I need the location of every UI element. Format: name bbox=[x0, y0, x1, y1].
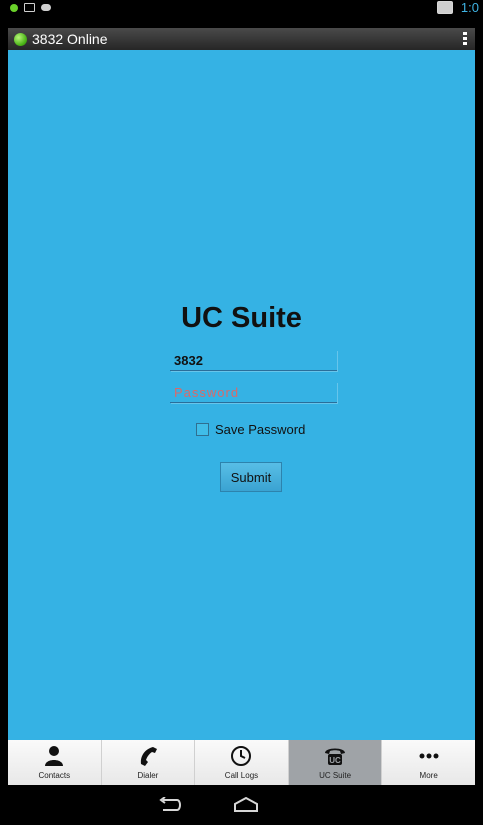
tab-call-logs[interactable]: Call Logs bbox=[195, 740, 289, 785]
login-panel: UC Suite Save Password Submit bbox=[8, 50, 475, 740]
save-password-label[interactable]: Save Password bbox=[215, 422, 305, 437]
tab-label: Call Logs bbox=[224, 771, 259, 780]
action-bar: 3832 Online bbox=[8, 28, 475, 50]
online-status-label: 3832 Online bbox=[32, 31, 108, 47]
password-input[interactable] bbox=[170, 382, 337, 403]
save-password-row[interactable]: Save Password bbox=[196, 422, 305, 437]
more-dots-icon bbox=[419, 753, 439, 759]
uc-phone-icon: UC bbox=[325, 748, 346, 765]
notification-dot-icon bbox=[10, 3, 18, 12]
tab-label: Dialer bbox=[137, 771, 159, 780]
phone-handset-icon bbox=[140, 747, 157, 766]
tab-label: UC Suite bbox=[319, 771, 352, 780]
voicemail-icon bbox=[24, 3, 35, 12]
tab-dialer[interactable]: Dialer bbox=[102, 740, 196, 785]
tab-label: More bbox=[419, 771, 438, 780]
contacts-icon bbox=[45, 746, 64, 766]
username-input[interactable] bbox=[170, 350, 337, 371]
submit-button[interactable]: Submit bbox=[220, 462, 282, 492]
online-status-icon bbox=[14, 32, 27, 46]
clock-time: 1:0 bbox=[460, 0, 479, 15]
message-icon bbox=[41, 4, 51, 11]
system-nav-bar bbox=[0, 785, 483, 825]
tab-label: Contacts bbox=[38, 771, 71, 780]
tablet-icon bbox=[436, 1, 453, 14]
svg-text:UC: UC bbox=[329, 756, 341, 765]
notification-icons bbox=[10, 3, 51, 12]
back-icon[interactable] bbox=[157, 797, 183, 813]
overflow-menu-icon[interactable] bbox=[463, 32, 467, 45]
status-right: 1:0 bbox=[436, 0, 479, 15]
status-bar: 1:0 bbox=[0, 0, 483, 28]
home-icon[interactable] bbox=[233, 797, 259, 813]
tab-contacts[interactable]: Contacts bbox=[8, 740, 102, 785]
tab-more[interactable]: More bbox=[382, 740, 475, 785]
page-title: UC Suite bbox=[181, 302, 302, 334]
tab-uc-suite[interactable]: UC UC Suite bbox=[288, 740, 383, 785]
clock-icon bbox=[231, 746, 252, 766]
bottom-tab-bar: Contacts Dialer Call Logs UC UC Suite Mo… bbox=[8, 740, 475, 785]
save-password-checkbox[interactable] bbox=[196, 423, 209, 436]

==*==

What is asked: Pull out each line in the items above that contains the string "label", and list those lines.

Answer to this problem:
save-password-label[interactable]: Save Password bbox=[215, 422, 305, 437]
tab-label: Call Logs bbox=[224, 771, 259, 780]
online-status-label: 3832 Online bbox=[32, 31, 108, 47]
tab-label: Dialer bbox=[137, 771, 159, 780]
tab-label: UC Suite bbox=[319, 771, 352, 780]
tab-label: More bbox=[419, 771, 438, 780]
tab-label: Contacts bbox=[38, 771, 71, 780]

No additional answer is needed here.